**WHAT THE EXERCISE ASKS**
Search the records below for the word "unfixed" and show every line where it occurs.

--- start RECORD EXTRACTS ---

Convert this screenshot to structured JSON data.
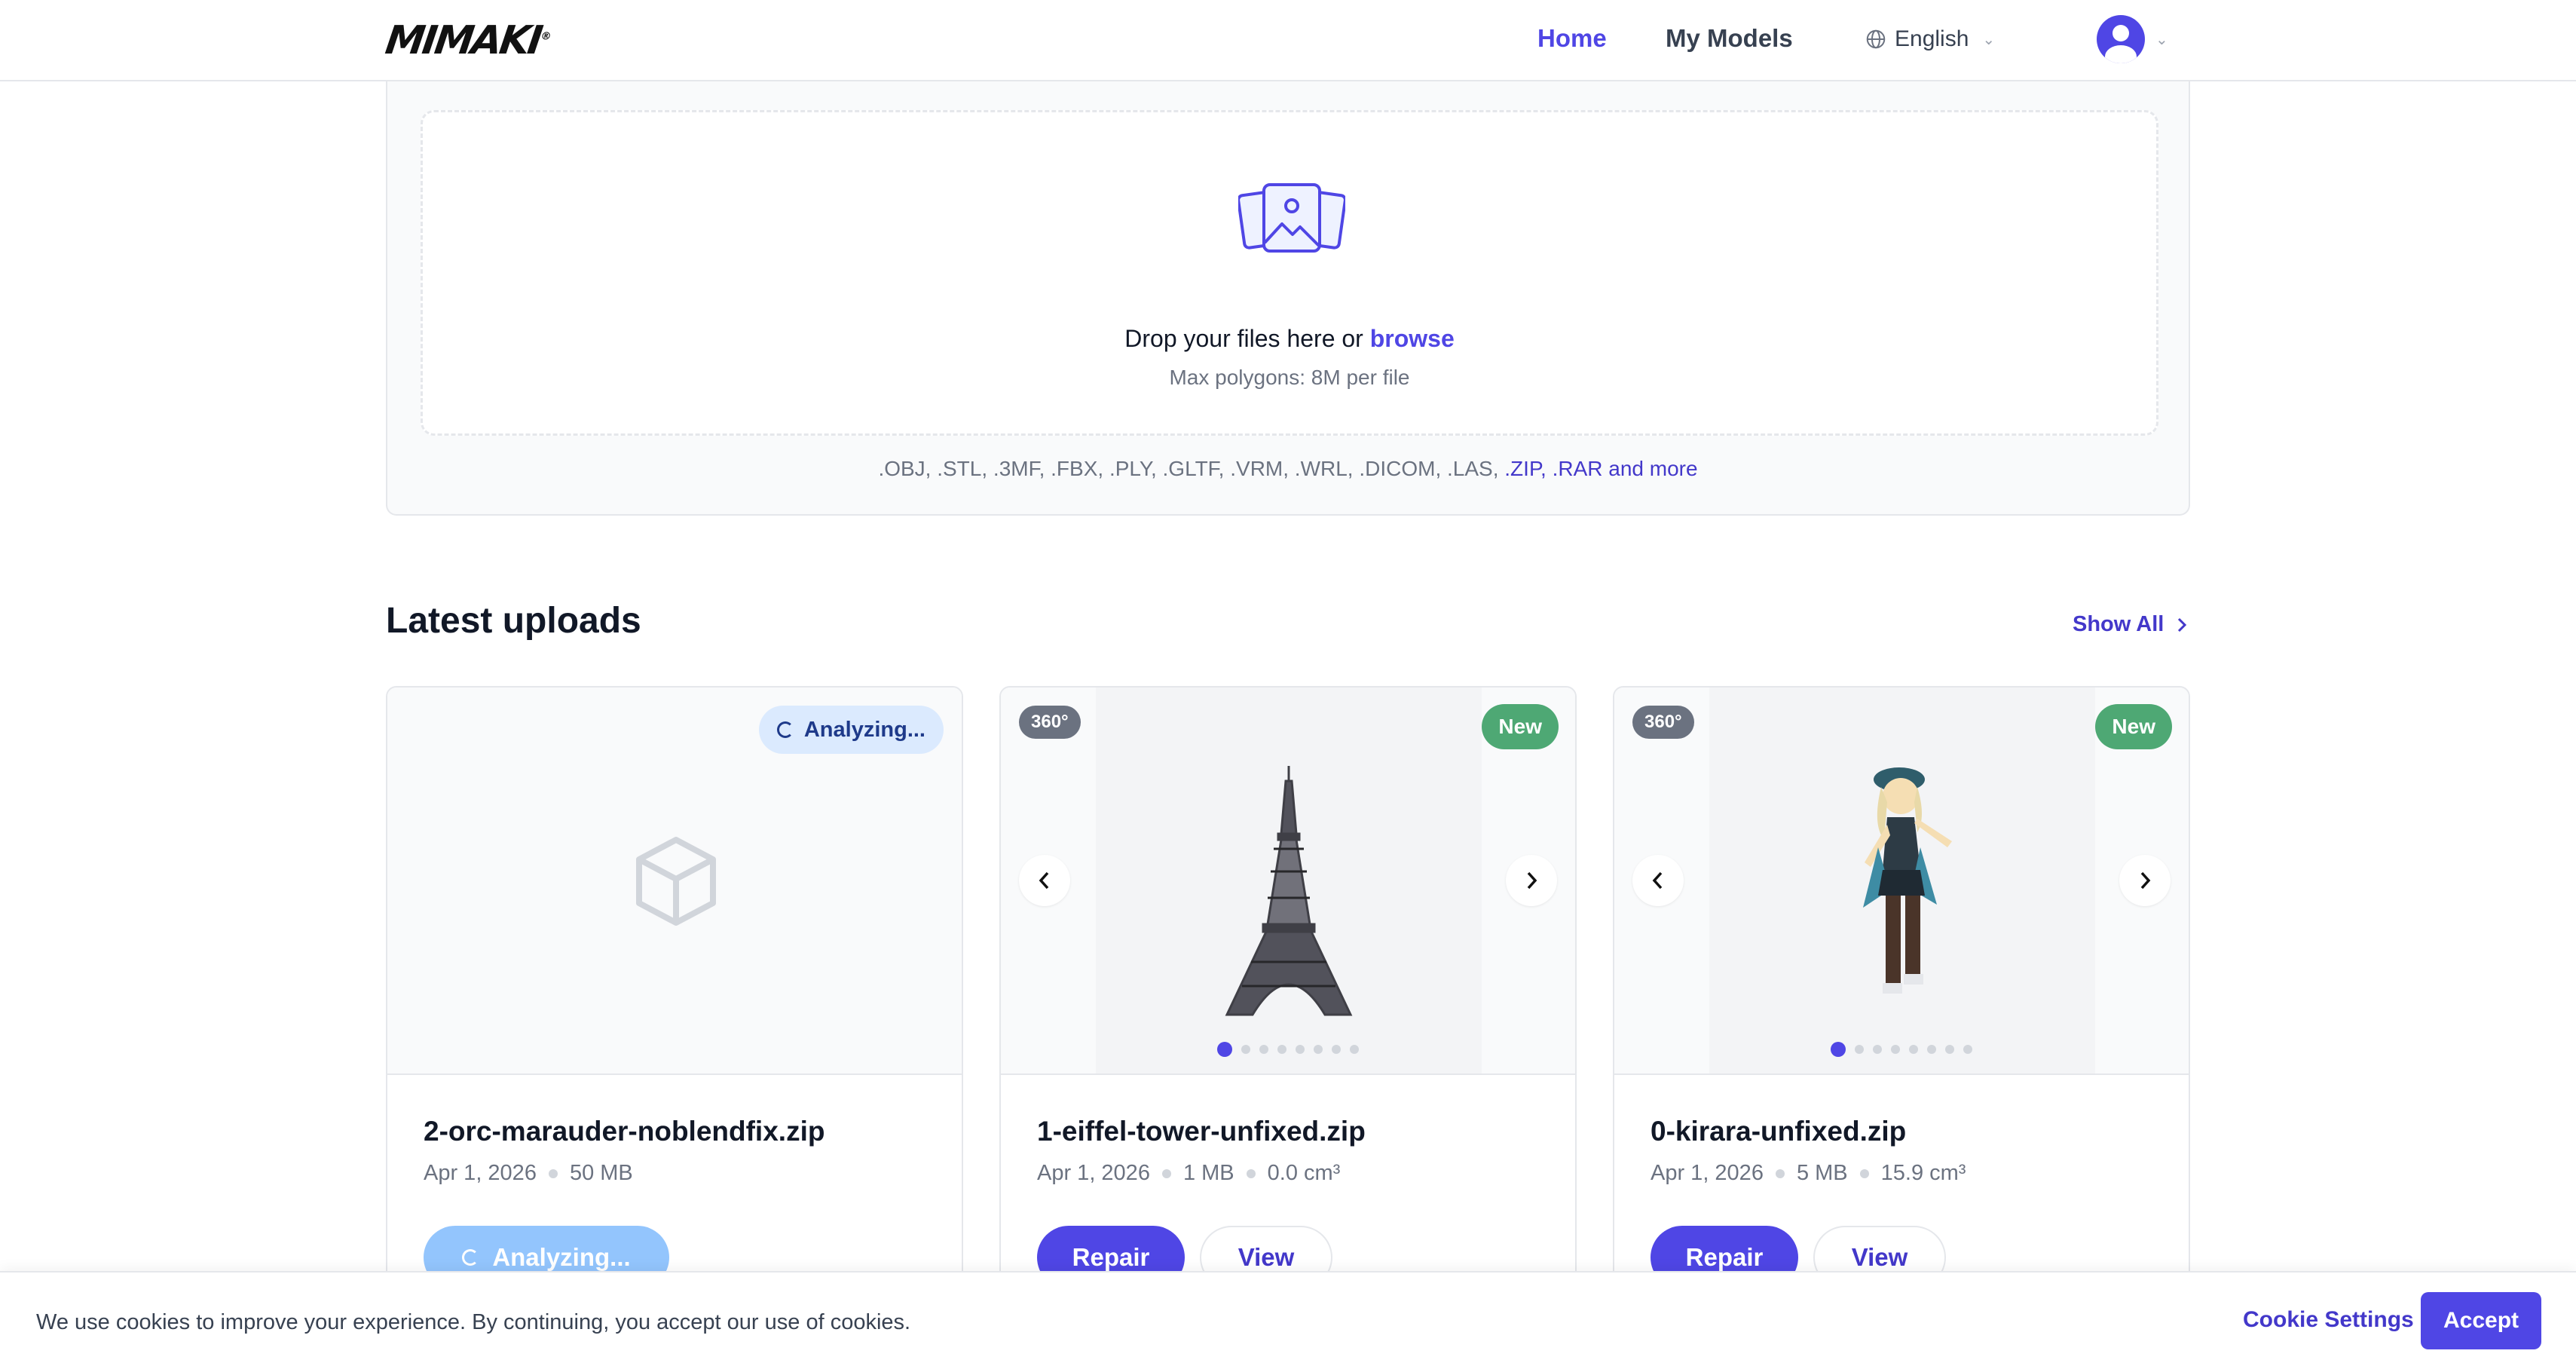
{
  "brand": {
    "logo_text": "MIMAKI"
  },
  "nav": {
    "home": "Home",
    "my_models": "My Models",
    "language": "English"
  },
  "colors": {
    "accent": "#4f46e5",
    "new_badge": "#4ea874",
    "analyzing_bg": "#dbeafe"
  },
  "upload": {
    "drop_text": "Drop your files here or",
    "browse": "browse",
    "max_polygons": "Max polygons: 8M per file",
    "formats_plain": ".OBJ, .STL, .3MF, .FBX, .PLY, .GLTF, .VRM, .WRL, .DICOM, .LAS,",
    "formats_highlight": ".ZIP, .RAR and more"
  },
  "latest": {
    "title": "Latest uploads",
    "show_all": "Show All",
    "cards": [
      {
        "name": "2-orc-marauder-noblendfix.zip",
        "date": "Apr 1, 2026",
        "size": "50 MB",
        "status_badge": "Analyzing...",
        "button_label": "Analyzing...",
        "thumbnail_icon": "cube-icon"
      },
      {
        "name": "1-eiffel-tower-unfixed.zip",
        "date": "Apr 1, 2026",
        "size": "1 MB",
        "volume": "0.0 cm³",
        "badge_360": "360°",
        "badge_new": "New",
        "repair": "Repair",
        "view": "View",
        "thumbnail": "eiffel-tower-model",
        "slides": 8,
        "active_slide": 1
      },
      {
        "name": "0-kirara-unfixed.zip",
        "date": "Apr 1, 2026",
        "size": "5 MB",
        "volume": "15.9 cm³",
        "badge_360": "360°",
        "badge_new": "New",
        "repair": "Repair",
        "view": "View",
        "thumbnail": "character-model",
        "slides": 8,
        "active_slide": 1
      }
    ]
  },
  "cookie": {
    "text": "We use cookies to improve your experience. By continuing, you accept our use of cookies.",
    "settings": "Cookie Settings",
    "accept": "Accept"
  }
}
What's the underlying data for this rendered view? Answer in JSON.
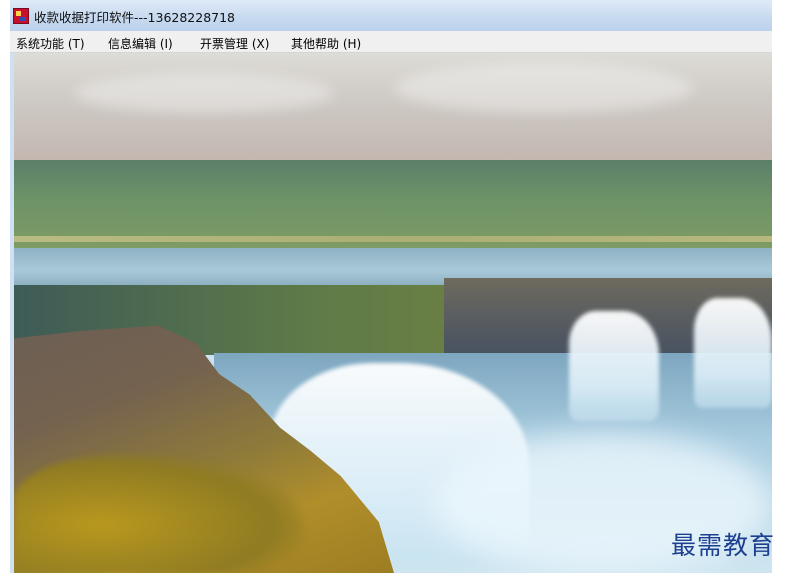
{
  "window": {
    "title": "收款收据打印软件---13628228718"
  },
  "menubar": {
    "items": [
      {
        "label": "系统功能 (T)"
      },
      {
        "label": "信息编辑 (I)"
      },
      {
        "label": "开票管理 (X)"
      },
      {
        "label": "其他帮助 (H)"
      }
    ]
  },
  "content": {
    "background_image": "waterfall-landscape"
  },
  "watermark": {
    "text": "最需教育"
  },
  "colors": {
    "titlebar": "#c6d9ef",
    "menubar": "#f0f0f0",
    "watermark": "#1d3f8f"
  }
}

--- end RECORD EXTRACTS ---

**RESULT**
        "name": "1-eiffel-tower-unfixed.zip",
        "name": "0-kirara-unfixed.zip",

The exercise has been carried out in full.